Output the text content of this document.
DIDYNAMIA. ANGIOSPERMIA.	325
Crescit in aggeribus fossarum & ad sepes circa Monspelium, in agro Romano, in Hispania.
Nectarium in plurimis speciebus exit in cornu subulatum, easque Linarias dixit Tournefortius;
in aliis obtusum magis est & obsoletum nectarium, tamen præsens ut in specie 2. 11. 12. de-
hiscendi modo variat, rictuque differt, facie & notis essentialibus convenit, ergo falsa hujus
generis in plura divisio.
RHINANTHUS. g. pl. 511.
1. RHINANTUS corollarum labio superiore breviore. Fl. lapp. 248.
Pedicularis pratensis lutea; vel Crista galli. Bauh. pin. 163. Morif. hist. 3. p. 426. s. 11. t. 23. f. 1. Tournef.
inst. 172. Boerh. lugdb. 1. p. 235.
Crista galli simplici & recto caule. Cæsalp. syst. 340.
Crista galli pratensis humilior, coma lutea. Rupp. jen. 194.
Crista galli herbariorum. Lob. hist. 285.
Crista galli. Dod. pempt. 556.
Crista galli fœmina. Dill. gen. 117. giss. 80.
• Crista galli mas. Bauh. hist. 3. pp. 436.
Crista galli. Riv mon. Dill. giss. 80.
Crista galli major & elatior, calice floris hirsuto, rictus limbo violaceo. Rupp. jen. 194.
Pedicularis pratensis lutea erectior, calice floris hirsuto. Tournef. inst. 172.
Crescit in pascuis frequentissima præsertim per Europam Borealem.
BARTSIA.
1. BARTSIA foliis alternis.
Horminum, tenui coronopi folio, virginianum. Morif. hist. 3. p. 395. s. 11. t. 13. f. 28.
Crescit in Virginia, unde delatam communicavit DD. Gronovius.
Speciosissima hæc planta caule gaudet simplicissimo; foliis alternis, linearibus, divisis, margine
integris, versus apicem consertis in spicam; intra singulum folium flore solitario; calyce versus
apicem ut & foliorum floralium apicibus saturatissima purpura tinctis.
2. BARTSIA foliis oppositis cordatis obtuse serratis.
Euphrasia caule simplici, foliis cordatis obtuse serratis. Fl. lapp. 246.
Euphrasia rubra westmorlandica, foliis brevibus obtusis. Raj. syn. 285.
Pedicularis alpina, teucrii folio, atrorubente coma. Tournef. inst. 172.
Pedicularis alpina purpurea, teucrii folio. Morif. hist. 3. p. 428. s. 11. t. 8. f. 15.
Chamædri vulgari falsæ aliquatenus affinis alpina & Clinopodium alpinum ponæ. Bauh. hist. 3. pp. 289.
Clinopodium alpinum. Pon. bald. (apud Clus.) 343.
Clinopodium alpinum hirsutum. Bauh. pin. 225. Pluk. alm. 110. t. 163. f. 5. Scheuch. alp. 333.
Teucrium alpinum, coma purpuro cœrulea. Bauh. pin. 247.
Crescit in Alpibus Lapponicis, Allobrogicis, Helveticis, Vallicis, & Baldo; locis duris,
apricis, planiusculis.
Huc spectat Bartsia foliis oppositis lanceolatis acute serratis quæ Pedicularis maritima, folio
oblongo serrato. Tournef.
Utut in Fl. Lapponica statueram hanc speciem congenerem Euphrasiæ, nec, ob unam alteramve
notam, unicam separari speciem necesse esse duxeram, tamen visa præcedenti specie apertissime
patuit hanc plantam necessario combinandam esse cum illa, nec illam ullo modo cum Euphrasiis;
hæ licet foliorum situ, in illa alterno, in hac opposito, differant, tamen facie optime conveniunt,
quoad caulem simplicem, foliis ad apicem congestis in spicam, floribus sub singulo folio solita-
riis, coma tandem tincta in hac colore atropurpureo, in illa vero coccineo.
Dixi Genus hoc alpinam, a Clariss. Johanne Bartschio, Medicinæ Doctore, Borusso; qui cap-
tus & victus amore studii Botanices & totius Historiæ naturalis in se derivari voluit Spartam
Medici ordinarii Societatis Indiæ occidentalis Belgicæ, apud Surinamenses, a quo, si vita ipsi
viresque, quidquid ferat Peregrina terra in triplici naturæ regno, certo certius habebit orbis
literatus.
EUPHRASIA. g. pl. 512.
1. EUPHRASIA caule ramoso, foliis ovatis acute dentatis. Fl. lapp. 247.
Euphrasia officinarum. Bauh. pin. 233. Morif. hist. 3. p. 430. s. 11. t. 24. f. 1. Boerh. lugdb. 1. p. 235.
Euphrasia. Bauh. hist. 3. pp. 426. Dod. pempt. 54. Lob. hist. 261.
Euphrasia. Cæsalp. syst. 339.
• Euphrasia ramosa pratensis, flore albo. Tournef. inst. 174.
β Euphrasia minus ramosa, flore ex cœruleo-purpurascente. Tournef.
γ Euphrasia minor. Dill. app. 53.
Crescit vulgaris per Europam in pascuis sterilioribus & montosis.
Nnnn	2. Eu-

• **What you are asked to do**
In the entries above, identify every line with the string "lutea".

• **Task solution**
Pedicularis pratensis lutea; vel Crista galli. Bauh. pin. 163. Morif. hist. 3. p. 426. s. 11. t. 23. f. 1. Tournef.
Crista galli pratensis humilior, coma lutea. Rupp. jen. 194.
Pedicularis pratensis lutea erectior, calice floris hirsuto. Tournef. inst. 172.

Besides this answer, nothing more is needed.